■ **YOUR INSTRUCTIONS**:
Your task is to copy the listing exactly, with the pictures left out.

■ **RECORDS SHOWN**:
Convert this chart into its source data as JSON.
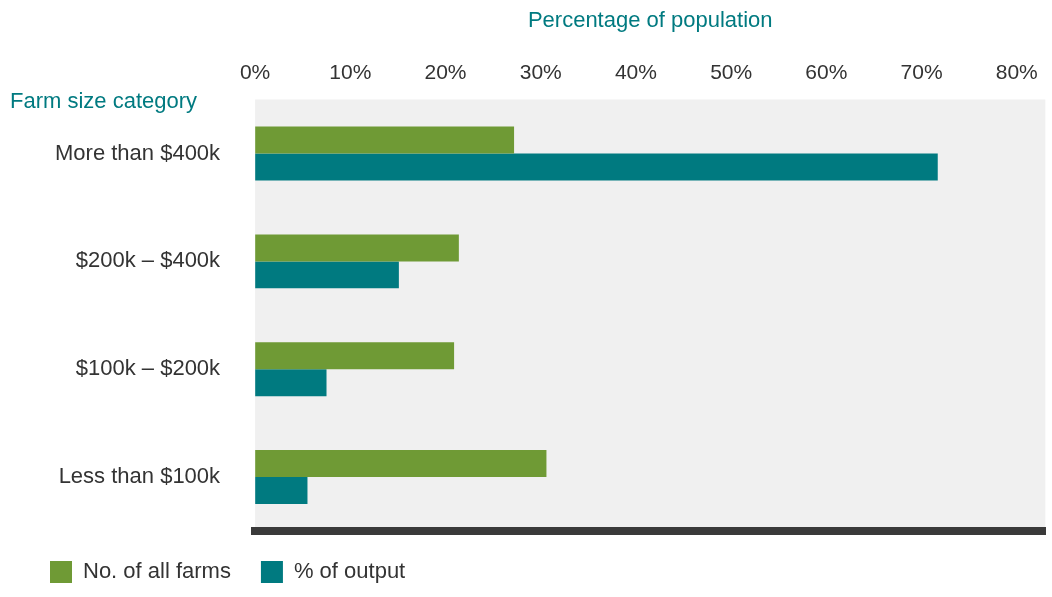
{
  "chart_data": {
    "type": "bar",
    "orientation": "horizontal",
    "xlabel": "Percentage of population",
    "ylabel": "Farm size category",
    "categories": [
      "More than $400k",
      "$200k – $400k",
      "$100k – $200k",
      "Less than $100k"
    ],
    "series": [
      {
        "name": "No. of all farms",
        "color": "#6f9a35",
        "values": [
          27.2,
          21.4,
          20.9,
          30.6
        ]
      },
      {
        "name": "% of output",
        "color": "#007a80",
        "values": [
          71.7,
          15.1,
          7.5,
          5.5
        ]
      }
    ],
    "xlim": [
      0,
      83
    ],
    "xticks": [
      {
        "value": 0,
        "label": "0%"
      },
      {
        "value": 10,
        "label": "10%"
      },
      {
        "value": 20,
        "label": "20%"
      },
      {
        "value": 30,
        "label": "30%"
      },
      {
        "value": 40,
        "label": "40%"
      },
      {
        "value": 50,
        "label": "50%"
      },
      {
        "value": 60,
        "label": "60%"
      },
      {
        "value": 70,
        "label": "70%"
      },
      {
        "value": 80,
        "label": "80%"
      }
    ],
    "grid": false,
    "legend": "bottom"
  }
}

■ **FULL RESPONSE**:
Convert this chart into its source data as JSON.
{
  "chart_data": {
    "type": "bar",
    "orientation": "horizontal",
    "xlabel": "Percentage of population",
    "ylabel": "Farm size category",
    "categories": [
      "More than $400k",
      "$200k – $400k",
      "$100k – $200k",
      "Less than $100k"
    ],
    "series": [
      {
        "name": "No. of all farms",
        "color": "#6f9a35",
        "values": [
          27.2,
          21.4,
          20.9,
          30.6
        ]
      },
      {
        "name": "% of output",
        "color": "#007a80",
        "values": [
          71.7,
          15.1,
          7.5,
          5.5
        ]
      }
    ],
    "xlim": [
      0,
      83
    ],
    "xticks": [
      {
        "value": 0,
        "label": "0%"
      },
      {
        "value": 10,
        "label": "10%"
      },
      {
        "value": 20,
        "label": "20%"
      },
      {
        "value": 30,
        "label": "30%"
      },
      {
        "value": 40,
        "label": "40%"
      },
      {
        "value": 50,
        "label": "50%"
      },
      {
        "value": 60,
        "label": "60%"
      },
      {
        "value": 70,
        "label": "70%"
      },
      {
        "value": 80,
        "label": "80%"
      }
    ],
    "grid": false,
    "legend": "bottom"
  }
}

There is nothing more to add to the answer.